To do.
Pictures in the data below are not part of the copy; transcribe everything else exactly.

::::

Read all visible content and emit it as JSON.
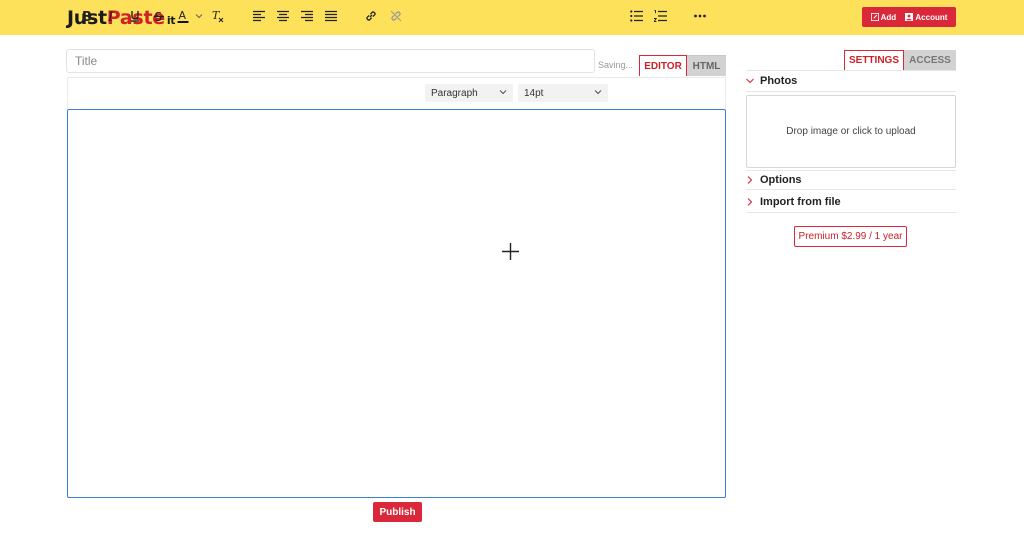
{
  "header": {
    "logo": {
      "part1": "Just",
      "part2": "Paste",
      "part3": "it"
    },
    "add_label": "Add",
    "account_label": "Account"
  },
  "editor": {
    "title_placeholder": "Title",
    "saving_status": "Saving...",
    "tabs": {
      "editor": "EDITOR",
      "html": "HTML"
    },
    "toolbar": {
      "block_format": "Paragraph",
      "font_size": "14pt"
    },
    "publish_label": "Publish"
  },
  "sidebar": {
    "tabs": {
      "settings": "SETTINGS",
      "access": "ACCESS"
    },
    "photos_label": "Photos",
    "dropzone_text": "Drop image or click to upload",
    "options_label": "Options",
    "import_label": "Import from file",
    "premium_label": "Premium $2.99 / 1 year"
  },
  "colors": {
    "header_bg": "#fde15b",
    "accent_red": "#d8283a",
    "editor_border": "#3b7fd6"
  }
}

::::

Exercise output.
Read all visible content and emit it as JSON.
{
  "header": {
    "logo": {
      "part1": "Just",
      "part2": "Paste",
      "part3": "it"
    },
    "add_label": "Add",
    "account_label": "Account"
  },
  "editor": {
    "title_placeholder": "Title",
    "saving_status": "Saving...",
    "tabs": {
      "editor": "EDITOR",
      "html": "HTML"
    },
    "toolbar": {
      "block_format": "Paragraph",
      "font_size": "14pt"
    },
    "publish_label": "Publish"
  },
  "sidebar": {
    "tabs": {
      "settings": "SETTINGS",
      "access": "ACCESS"
    },
    "photos_label": "Photos",
    "dropzone_text": "Drop image or click to upload",
    "options_label": "Options",
    "import_label": "Import from file",
    "premium_label": "Premium $2.99 / 1 year"
  },
  "colors": {
    "header_bg": "#fde15b",
    "accent_red": "#d8283a",
    "editor_border": "#3b7fd6"
  }
}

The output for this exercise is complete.